Written problem: Every line below that holds the string "sides" should be copied out.

- - - - -

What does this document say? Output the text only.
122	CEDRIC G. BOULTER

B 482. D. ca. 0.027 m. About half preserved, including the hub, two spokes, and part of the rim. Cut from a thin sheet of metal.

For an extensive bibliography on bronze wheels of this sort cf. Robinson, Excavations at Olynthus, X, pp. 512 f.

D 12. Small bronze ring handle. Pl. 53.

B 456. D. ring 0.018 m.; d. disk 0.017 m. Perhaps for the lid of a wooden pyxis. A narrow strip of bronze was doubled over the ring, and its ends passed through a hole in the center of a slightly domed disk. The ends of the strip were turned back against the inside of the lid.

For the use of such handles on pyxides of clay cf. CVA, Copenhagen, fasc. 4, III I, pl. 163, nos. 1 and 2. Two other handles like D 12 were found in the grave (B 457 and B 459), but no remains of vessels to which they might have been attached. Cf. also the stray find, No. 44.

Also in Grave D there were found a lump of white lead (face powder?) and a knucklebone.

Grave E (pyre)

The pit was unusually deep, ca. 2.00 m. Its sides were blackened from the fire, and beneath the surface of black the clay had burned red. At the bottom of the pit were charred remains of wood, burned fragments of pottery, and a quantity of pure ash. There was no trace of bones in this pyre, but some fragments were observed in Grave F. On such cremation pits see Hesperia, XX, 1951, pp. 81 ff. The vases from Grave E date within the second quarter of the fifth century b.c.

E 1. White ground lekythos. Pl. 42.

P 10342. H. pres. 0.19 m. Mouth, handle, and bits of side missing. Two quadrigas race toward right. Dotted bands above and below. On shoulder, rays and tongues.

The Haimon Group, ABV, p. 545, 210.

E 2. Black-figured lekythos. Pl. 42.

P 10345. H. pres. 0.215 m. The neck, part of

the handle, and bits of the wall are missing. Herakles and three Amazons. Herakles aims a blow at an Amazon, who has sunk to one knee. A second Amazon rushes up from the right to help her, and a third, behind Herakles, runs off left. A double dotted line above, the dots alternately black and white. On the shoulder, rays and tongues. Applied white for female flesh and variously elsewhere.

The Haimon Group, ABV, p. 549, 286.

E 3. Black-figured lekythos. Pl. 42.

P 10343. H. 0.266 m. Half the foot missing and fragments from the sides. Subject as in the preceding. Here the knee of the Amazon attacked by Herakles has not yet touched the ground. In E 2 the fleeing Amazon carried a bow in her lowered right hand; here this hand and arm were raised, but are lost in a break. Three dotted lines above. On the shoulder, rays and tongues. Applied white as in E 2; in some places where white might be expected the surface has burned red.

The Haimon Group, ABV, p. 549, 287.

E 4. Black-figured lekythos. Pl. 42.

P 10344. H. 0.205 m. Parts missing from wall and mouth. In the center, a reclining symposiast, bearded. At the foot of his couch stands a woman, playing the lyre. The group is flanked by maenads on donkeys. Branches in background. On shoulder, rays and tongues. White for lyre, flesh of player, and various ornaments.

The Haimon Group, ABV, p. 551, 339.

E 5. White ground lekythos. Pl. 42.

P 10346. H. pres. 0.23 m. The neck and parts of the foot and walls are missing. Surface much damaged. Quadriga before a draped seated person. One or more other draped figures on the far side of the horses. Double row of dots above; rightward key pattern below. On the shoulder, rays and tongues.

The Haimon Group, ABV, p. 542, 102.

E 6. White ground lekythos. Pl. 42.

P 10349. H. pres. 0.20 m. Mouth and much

- - - - -

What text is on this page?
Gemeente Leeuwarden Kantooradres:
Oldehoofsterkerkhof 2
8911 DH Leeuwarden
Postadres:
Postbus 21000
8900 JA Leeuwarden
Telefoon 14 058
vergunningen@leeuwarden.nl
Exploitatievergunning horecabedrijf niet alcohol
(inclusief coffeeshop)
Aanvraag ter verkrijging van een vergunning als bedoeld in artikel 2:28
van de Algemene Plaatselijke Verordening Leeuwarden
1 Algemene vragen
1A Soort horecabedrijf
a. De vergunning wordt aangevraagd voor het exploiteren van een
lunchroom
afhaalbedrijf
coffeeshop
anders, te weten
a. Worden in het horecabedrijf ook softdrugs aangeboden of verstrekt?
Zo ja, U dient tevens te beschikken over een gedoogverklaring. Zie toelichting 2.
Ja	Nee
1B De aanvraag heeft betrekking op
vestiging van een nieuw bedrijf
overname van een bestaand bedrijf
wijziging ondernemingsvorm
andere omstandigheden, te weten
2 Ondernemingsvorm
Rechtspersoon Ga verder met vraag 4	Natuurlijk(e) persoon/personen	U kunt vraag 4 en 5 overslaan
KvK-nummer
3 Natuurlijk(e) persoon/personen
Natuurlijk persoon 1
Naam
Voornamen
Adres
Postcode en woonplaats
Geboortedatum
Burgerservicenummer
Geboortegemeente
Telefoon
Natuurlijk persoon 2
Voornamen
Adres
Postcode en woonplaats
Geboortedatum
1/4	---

- - - - -

Expected answer:
The pit was unusually deep, ca. 2.00 m. Its sides were blackened from the fire, and beneath the surface of black the clay had burned red. At the bottom of the pit were charred remains of wood, burned fragments of pottery, and a quantity of pure ash. There was no trace of bones in this pyre, but some fragments were observed in Grave F. On such cremation pits see Hesperia, XX, 1951, pp. 81 ff. The vases from Grave E date within the second quarter of the fifth century b.c.
P 10343. H. 0.266 m. Half the foot missing and fragments from the sides. Subject as in the preceding. Here the knee of the Amazon attacked by Herakles has not yet touched the ground. In E 2 the fleeing Amazon carried a bow in her lowered right hand; here this hand and arm were raised, but are lost in a break. Three dotted lines above. On the shoulder, rays and tongues. Applied white as in E 2; in some places where white might be expected the surface has burned red.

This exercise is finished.